__Set problem__. What is the number of lines in the entries below that include the word "Days"? Provide the number only.

__Dataset extract__.

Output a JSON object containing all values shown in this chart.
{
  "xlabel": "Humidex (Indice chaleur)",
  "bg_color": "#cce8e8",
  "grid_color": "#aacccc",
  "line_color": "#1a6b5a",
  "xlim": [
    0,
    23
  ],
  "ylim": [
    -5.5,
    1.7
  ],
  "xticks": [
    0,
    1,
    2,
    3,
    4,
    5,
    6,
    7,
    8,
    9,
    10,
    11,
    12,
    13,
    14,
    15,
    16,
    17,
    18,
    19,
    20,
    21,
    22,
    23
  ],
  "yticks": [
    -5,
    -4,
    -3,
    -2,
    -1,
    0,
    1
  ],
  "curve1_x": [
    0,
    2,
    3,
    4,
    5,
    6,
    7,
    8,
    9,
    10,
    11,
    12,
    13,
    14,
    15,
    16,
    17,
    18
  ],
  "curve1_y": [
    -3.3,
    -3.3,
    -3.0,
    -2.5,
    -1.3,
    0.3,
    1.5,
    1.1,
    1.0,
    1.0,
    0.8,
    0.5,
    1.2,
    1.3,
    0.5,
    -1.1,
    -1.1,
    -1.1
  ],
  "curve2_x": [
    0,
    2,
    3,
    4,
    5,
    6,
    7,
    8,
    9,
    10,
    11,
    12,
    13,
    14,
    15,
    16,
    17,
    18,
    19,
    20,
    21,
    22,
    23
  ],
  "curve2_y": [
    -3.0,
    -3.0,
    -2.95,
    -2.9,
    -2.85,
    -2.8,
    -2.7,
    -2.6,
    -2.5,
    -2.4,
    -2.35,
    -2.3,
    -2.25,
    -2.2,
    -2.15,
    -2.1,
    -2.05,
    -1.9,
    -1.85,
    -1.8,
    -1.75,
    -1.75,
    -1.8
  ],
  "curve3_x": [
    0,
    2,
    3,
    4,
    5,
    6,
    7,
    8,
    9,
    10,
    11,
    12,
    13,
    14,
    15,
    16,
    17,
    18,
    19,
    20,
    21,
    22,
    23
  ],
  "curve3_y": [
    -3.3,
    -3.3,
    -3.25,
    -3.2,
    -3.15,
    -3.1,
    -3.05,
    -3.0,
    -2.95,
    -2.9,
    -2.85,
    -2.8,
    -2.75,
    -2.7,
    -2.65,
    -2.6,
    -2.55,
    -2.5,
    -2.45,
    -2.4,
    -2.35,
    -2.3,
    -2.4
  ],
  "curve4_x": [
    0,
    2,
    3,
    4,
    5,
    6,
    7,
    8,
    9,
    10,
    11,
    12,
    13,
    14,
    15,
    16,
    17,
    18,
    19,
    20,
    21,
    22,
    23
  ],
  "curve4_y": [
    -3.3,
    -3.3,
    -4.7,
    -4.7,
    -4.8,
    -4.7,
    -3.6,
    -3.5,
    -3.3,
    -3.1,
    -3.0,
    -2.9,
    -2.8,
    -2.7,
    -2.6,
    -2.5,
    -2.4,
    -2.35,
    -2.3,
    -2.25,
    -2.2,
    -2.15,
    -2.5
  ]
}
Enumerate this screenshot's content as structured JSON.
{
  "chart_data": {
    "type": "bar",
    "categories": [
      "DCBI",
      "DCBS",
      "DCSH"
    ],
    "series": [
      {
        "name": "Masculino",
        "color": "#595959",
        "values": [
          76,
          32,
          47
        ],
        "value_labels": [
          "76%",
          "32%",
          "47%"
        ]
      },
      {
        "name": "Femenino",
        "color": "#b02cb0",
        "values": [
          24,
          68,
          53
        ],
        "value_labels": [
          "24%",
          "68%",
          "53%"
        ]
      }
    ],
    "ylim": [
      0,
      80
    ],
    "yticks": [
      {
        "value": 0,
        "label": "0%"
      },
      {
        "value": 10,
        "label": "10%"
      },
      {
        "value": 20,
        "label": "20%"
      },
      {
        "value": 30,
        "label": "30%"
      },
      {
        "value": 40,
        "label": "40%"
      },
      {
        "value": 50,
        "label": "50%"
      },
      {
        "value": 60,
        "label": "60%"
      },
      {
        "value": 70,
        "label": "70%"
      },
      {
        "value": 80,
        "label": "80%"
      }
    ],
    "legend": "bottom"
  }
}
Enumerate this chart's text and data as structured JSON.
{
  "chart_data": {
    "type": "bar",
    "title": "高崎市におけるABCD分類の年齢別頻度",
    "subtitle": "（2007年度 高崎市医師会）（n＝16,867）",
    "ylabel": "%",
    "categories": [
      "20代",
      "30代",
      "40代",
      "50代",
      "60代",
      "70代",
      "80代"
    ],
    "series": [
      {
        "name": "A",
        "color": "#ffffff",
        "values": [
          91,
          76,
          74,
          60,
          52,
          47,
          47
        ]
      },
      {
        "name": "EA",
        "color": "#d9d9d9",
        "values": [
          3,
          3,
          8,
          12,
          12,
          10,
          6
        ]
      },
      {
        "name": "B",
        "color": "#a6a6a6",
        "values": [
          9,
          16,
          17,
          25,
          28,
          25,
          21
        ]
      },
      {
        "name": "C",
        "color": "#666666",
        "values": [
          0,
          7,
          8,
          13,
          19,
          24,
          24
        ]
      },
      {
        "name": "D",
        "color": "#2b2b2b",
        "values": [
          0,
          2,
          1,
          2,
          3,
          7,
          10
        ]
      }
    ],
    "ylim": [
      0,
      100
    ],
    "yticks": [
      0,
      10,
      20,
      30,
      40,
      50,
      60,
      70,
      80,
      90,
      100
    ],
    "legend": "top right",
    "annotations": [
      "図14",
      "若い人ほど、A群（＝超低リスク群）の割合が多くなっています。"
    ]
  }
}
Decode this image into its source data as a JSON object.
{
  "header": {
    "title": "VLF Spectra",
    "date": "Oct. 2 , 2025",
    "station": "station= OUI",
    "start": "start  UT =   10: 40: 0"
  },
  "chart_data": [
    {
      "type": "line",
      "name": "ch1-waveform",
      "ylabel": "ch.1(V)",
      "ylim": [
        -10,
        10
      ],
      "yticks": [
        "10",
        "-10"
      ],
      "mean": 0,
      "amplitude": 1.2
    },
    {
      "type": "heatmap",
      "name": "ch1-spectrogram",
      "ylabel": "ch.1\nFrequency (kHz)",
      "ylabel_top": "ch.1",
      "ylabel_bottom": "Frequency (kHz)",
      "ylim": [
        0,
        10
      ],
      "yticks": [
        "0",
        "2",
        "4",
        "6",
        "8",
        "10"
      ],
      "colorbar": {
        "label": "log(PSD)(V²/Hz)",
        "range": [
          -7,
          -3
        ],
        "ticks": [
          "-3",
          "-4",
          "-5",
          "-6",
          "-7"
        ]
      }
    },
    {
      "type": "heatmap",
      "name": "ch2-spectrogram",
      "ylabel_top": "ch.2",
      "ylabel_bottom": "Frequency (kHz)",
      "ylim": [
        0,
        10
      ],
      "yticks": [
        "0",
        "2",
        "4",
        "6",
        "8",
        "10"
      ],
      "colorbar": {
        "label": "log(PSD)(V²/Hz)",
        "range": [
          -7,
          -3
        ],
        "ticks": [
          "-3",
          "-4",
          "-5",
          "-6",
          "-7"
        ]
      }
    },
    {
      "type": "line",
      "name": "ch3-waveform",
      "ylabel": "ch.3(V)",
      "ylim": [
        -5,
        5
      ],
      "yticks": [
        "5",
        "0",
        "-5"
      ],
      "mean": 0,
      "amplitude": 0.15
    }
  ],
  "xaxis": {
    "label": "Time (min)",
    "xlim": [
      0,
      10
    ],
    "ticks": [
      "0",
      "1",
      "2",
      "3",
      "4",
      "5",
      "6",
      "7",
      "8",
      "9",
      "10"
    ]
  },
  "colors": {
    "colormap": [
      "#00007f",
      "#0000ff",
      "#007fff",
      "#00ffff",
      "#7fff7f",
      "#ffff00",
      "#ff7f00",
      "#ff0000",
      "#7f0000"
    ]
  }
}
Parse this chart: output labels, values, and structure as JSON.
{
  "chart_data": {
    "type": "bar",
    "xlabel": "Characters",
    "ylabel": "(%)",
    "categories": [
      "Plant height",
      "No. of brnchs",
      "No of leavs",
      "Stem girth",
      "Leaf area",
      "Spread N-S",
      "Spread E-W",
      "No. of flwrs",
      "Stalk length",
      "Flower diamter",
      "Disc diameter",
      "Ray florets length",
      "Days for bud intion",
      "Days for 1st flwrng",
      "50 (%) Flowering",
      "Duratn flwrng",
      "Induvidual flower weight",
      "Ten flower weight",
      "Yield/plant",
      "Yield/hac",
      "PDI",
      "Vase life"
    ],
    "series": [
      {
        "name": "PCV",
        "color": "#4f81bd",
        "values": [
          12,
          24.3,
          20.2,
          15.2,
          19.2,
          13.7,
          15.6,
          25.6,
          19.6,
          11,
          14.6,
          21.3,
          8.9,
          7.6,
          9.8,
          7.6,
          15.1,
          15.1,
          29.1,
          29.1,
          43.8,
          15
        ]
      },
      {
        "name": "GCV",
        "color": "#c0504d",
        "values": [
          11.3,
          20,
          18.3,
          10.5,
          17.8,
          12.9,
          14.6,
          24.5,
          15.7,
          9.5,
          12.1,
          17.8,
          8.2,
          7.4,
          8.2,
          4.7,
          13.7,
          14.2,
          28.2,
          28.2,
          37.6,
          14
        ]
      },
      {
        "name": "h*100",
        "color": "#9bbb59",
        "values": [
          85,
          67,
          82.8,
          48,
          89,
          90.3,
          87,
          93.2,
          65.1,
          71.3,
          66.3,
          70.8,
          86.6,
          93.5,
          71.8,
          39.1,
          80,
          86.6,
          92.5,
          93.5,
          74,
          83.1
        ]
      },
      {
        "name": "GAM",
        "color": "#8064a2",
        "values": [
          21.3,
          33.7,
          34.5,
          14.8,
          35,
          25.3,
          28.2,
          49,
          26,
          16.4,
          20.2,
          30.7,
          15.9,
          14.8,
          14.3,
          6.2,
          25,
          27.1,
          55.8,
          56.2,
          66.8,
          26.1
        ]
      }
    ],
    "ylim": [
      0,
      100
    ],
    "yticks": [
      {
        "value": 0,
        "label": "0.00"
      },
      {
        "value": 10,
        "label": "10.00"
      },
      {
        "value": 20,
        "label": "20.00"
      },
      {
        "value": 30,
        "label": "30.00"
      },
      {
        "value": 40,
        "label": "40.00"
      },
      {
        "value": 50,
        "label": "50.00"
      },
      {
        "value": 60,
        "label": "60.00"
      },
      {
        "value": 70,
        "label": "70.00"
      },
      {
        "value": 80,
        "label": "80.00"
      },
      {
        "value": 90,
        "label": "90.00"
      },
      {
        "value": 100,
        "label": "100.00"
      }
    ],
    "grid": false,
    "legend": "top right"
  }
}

__The completed task__. 2